● **Passage to read**
◆ ◆ ◆ ◆ ◆

Kubernetes Architecture

K8s

Introduction

What are containers?

Containers are an application-centric method to deliver high-performing, scalable applications on any infrastructure of your choice. Containers are best suited to deliver microservices by providing portable, isolated virtual environments for applications to run without interference from other running applications.

Containers encapsulate microservices and their dependencies but do not run them directly. Containers run container images.

A container image bundles the application along with its runtime, libraries, and dependencies, and it represents the source of a container deployed to offer an isolated executable environment for the application. Containers can be deployed from a specific image on many platforms, such as workstations, Virtual Machines, public cloud, etc.

What are container orchestrators and why use it?

Container orchestrators are tools which group systems together to form clusters where containers' deployment and management is automated at scale while meeting the requirements mentioned below. The clustered systems confer the advantages of distributed systems, such as increased performance, cost efficiency, reliability, workload distribution, and reduced latency.

  • Fault-tolerance
  • On-demand scalability
  • Optimal resource usage
  • Auto-discovery to automatically discover and communicate with each other
  • Accessibility from the outside world
  • Seamless updates/rollbacks without any downtime.

Examples: Kubernetes, AWS ECS, Docker Swarm

Makes things much easier for users especially when it comes to managing hundreds or thousands of containers running on a global infrastructure.

◆ ◆ ◆ ◆ ◆

● **Records supplied**
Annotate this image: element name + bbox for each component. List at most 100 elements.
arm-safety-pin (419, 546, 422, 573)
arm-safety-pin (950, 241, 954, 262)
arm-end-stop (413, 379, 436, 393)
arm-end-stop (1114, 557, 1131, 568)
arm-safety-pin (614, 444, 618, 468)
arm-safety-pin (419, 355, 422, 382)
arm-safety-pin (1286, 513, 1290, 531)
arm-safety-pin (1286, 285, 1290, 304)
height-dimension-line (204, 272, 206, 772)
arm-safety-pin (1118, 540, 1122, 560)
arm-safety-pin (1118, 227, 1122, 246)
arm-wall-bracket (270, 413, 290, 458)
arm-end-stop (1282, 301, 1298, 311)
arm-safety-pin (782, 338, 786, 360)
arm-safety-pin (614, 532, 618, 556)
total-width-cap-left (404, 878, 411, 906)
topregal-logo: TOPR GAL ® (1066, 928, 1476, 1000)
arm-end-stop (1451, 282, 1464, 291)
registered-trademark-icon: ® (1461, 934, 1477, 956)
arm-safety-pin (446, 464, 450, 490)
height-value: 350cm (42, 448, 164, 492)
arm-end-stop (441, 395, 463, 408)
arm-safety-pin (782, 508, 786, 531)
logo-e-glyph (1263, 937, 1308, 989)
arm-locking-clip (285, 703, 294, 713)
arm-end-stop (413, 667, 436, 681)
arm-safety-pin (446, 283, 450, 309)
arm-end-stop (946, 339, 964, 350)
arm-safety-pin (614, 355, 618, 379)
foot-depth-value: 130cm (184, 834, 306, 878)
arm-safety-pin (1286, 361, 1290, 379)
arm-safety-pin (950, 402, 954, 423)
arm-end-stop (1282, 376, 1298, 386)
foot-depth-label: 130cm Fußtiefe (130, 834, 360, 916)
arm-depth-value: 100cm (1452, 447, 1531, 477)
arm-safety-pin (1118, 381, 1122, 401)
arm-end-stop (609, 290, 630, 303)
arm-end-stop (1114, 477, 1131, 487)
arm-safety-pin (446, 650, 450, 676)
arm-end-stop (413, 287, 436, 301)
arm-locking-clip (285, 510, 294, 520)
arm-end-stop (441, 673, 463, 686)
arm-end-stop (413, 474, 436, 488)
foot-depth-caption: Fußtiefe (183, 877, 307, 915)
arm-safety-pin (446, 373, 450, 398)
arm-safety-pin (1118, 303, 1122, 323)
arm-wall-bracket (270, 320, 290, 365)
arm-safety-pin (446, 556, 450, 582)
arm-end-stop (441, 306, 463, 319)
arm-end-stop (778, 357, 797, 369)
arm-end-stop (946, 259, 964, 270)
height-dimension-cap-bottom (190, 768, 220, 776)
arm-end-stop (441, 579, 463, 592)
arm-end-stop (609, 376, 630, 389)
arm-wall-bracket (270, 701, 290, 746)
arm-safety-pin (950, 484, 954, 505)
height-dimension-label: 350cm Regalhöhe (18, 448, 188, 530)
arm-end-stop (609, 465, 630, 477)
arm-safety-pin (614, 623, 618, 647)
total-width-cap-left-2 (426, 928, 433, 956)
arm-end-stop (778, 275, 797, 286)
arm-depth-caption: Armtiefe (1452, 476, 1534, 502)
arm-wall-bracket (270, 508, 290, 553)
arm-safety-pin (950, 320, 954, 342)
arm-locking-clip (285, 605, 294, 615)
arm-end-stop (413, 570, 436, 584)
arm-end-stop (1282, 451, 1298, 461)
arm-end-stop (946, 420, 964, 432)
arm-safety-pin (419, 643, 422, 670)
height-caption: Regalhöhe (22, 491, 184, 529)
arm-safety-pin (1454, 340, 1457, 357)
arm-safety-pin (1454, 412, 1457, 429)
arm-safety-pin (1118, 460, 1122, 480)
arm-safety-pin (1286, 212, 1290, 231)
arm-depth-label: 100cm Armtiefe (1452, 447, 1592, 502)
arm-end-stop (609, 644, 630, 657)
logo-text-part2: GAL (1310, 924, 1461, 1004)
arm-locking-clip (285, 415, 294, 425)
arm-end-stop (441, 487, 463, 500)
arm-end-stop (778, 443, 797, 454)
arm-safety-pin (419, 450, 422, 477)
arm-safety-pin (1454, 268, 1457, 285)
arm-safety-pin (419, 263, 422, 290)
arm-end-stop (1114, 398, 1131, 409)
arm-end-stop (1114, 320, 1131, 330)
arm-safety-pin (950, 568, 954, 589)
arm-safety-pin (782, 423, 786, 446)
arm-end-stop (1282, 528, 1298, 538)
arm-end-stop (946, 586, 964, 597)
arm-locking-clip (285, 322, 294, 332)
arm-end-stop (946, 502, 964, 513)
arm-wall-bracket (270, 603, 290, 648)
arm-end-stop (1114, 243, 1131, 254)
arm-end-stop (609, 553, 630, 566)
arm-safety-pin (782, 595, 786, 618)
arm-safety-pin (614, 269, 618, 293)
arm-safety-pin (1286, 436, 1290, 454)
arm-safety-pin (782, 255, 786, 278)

◆ ◆ ◆ ◆ ◆

● **Directives**
1. In the passage on Kubernetes architecture, list every requirement that container orchestrators meet when automating container deployment and management.
2. Answer these questions from the passage on Kubernetes architecture:
(a) What do containers run?
(b) What does a container image bundle along with the application?
(c) Which three container orchestrators are given as examples?
The lines are not needed for this work.

● **Solutions in order**
1.
- Fault-tolerance
- On-demand scalability
- Optimal resource usage
- Auto-discovery to automatically discover and communicate with each other
- Accessibility from the outside world
- Seamless updates/rollbacks without any downtime

2.
(a) Container images.
(b) Its runtime, libraries, and dependencies.
(c) Kubernetes, AWS ECS, and Docker Swarm.